__Written problem__: Look through the data below and return each line where "Государственная" appears.

__Data listing__:
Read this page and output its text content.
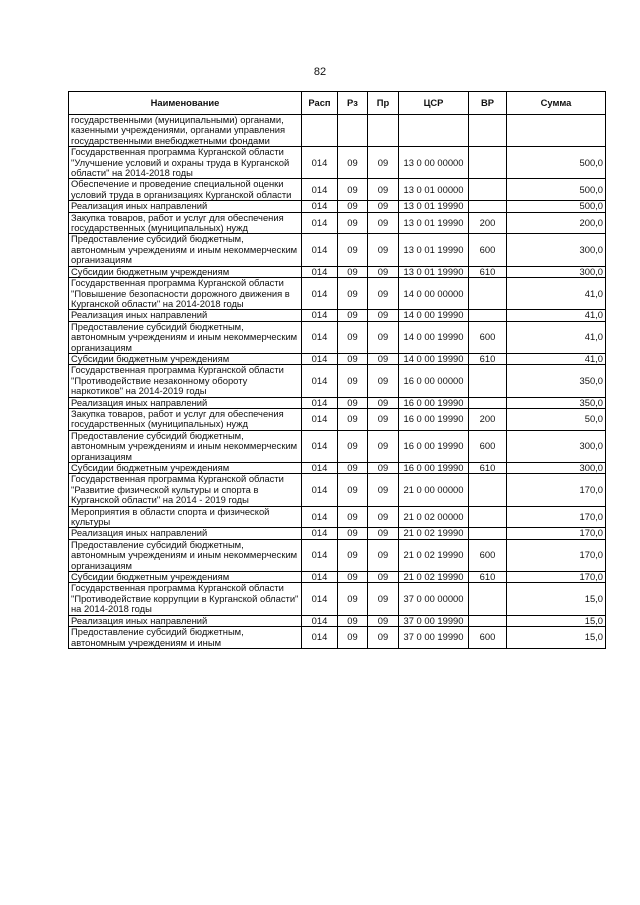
82
Наименование	Расп	Рз	Пр	ЦСР	ВР	Сумма
государственными (муниципальными) органами, казенными учреждениями, органами управления государственными внебюджетными фондами						
Государственная программа Курганской области "Улучшение условий и охраны труда в Курганской области" на 2014-2018 годы	014	09	09	13 0 00 00000		500,0
Обеспечение и проведение специальной оценки условий труда в организациях Курганской области	014	09	09	13 0 01 00000		500,0
Реализация иных направлений	014	09	09	13 0 01 19990		500,0
Закупка товаров, работ и услуг для обеспечения государственных (муниципальных) нужд	014	09	09	13 0 01 19990	200	200,0
Предоставление субсидий бюджетным, автономным учреждениям и иным некоммерческим организациям	014	09	09	13 0 01 19990	600	300,0
Субсидии бюджетным учреждениям	014	09	09	13 0 01 19990	610	300,0
Государственная программа Курганской области "Повышение безопасности дорожного движения в Курганской области" на 2014-2018 годы	014	09	09	14 0 00 00000		41,0
Реализация иных направлений	014	09	09	14 0 00 19990		41,0
Предоставление субсидий бюджетным, автономным учреждениям и иным некоммерческим организациям	014	09	09	14 0 00 19990	600	41,0
Субсидии бюджетным учреждениям	014	09	09	14 0 00 19990	610	41,0
Государственная программа Курганской области "Противодействие незаконному обороту наркотиков" на 2014-2019 годы	014	09	09	16 0 00 00000		350,0
Реализация иных направлений	014	09	09	16 0 00 19990		350,0
Закупка товаров, работ и услуг для обеспечения государственных (муниципальных) нужд	014	09	09	16 0 00 19990	200	50,0
Предоставление субсидий бюджетным, автономным учреждениям и иным некоммерческим организациям	014	09	09	16 0 00 19990	600	300,0
Субсидии бюджетным учреждениям	014	09	09	16 0 00 19990	610	300,0
Государственная программа Курганской области "Развитие физической культуры и спорта в Курганской области" на 2014 - 2019 годы	014	09	09	21 0 00 00000		170,0
Мероприятия в области спорта и физической культуры	014	09	09	21 0 02 00000		170,0
Реализация иных направлений	014	09	09	21 0 02 19990		170,0
Предоставление субсидий бюджетным, автономным учреждениям и иным некоммерческим организациям	014	09	09	21 0 02 19990	600	170,0
Субсидии бюджетным учреждениям	014	09	09	21 0 02 19990	610	170,0
Государственная программа Курганской области "Противодействие коррупции в Курганской области" на 2014-2018 годы	014	09	09	37 0 00 00000		15,0
Реализация иных направлений	014	09	09	37 0 00 19990		15,0
Предоставление субсидий бюджетным, автономным учреждениям и иным	014	09	09	37 0 00 19990	600	15,0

__Answer in full__:
Государственная программа Курганской области "Улучшение условий и охраны труда в Курганской области" на 2014-2018 годы	014	09	09	13 0 00 00000		500,0
Государственная программа Курганской области "Повышение безопасности дорожного движения в Курганской области" на 2014-2018 годы	014	09	09	14 0 00 00000		41,0
Государственная программа Курганской области "Противодействие незаконному обороту наркотиков" на 2014-2019 годы	014	09	09	16 0 00 00000		350,0
Государственная программа Курганской области "Развитие физической культуры и спорта в Курганской области" на 2014 - 2019 годы	014	09	09	21 0 00 00000		170,0
Государственная программа Курганской области "Противодействие коррупции в Курганской области" на 2014-2018 годы	014	09	09	37 0 00 00000		15,0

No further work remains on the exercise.